— What is asked —
Scan the listing below and copy every line holding "Kontrol".

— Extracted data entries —
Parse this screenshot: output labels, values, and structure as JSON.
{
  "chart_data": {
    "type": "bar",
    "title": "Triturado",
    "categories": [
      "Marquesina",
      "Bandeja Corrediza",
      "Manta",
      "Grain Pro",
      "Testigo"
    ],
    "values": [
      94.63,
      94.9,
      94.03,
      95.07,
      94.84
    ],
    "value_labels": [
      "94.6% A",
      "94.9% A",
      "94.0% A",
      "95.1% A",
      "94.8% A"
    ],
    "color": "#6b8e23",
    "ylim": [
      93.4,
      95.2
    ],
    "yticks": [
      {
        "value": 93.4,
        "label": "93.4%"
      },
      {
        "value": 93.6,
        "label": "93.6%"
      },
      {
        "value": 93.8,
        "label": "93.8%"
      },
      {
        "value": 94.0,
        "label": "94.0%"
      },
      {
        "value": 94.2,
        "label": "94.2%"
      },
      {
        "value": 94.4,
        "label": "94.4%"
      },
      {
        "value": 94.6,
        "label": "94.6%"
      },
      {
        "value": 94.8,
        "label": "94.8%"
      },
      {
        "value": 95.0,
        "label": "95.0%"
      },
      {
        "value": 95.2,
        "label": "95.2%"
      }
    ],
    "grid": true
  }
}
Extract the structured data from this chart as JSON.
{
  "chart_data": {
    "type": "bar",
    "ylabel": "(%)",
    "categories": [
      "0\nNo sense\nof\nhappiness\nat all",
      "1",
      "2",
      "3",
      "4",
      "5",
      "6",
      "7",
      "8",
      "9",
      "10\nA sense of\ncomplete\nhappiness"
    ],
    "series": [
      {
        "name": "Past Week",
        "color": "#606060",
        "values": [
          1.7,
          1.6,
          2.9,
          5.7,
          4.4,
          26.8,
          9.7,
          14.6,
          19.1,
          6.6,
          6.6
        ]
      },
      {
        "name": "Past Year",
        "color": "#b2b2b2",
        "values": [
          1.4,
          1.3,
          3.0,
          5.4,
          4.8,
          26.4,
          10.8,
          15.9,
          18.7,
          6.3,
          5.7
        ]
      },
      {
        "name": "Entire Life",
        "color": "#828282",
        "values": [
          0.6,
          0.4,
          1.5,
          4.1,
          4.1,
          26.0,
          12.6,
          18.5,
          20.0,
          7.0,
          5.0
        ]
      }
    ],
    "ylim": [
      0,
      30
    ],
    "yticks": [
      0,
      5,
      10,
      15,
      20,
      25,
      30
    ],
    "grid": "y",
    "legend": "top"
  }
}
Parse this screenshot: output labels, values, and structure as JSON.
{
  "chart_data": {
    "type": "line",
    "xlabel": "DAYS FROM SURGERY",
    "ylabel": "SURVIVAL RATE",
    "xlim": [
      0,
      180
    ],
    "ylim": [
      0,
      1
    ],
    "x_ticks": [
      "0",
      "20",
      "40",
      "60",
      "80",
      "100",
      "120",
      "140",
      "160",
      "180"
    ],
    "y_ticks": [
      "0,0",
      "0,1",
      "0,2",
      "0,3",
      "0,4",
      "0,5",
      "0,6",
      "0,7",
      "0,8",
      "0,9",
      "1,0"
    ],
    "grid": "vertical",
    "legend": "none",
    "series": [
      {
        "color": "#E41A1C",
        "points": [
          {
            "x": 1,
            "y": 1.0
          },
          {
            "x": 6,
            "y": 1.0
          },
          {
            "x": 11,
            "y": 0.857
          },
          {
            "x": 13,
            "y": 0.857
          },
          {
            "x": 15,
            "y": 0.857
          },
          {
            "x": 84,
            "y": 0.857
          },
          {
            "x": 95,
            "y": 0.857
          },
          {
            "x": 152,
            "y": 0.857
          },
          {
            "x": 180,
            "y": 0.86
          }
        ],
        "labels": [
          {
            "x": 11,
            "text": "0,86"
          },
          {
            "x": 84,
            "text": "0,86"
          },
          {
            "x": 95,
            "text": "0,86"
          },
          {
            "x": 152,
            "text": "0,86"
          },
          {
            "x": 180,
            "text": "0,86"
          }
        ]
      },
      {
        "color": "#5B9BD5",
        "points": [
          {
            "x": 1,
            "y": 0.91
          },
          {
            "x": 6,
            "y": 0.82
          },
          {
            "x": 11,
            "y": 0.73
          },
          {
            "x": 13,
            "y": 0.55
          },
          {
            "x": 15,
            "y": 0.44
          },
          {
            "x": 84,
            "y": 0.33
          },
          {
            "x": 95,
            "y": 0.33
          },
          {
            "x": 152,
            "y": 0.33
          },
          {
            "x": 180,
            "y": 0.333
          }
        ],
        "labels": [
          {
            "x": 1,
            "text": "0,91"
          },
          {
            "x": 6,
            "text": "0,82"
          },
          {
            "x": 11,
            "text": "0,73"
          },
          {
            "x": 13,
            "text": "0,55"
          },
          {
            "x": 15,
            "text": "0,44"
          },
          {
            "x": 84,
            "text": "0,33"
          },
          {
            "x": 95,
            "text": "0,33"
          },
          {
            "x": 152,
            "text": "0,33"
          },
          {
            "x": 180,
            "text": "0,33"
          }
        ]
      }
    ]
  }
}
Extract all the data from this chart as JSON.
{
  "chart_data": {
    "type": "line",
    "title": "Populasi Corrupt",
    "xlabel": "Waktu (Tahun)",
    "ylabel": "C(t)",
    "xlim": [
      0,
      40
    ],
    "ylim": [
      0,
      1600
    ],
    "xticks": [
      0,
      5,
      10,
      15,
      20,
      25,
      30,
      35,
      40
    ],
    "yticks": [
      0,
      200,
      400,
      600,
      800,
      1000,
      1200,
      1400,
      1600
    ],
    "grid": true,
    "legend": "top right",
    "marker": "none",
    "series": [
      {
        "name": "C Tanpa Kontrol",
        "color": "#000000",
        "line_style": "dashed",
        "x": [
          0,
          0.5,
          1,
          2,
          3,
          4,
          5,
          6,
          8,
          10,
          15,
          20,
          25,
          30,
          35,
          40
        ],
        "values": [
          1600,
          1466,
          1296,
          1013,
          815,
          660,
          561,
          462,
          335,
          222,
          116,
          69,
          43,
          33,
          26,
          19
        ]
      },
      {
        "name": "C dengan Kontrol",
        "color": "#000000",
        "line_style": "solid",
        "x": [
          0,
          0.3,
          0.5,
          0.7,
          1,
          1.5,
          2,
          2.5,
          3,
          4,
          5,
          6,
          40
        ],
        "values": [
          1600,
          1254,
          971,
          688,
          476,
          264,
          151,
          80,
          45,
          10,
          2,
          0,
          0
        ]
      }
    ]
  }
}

— Answer in full —
        "name": "C Tanpa Kontrol",
        "name": "C dengan Kontrol",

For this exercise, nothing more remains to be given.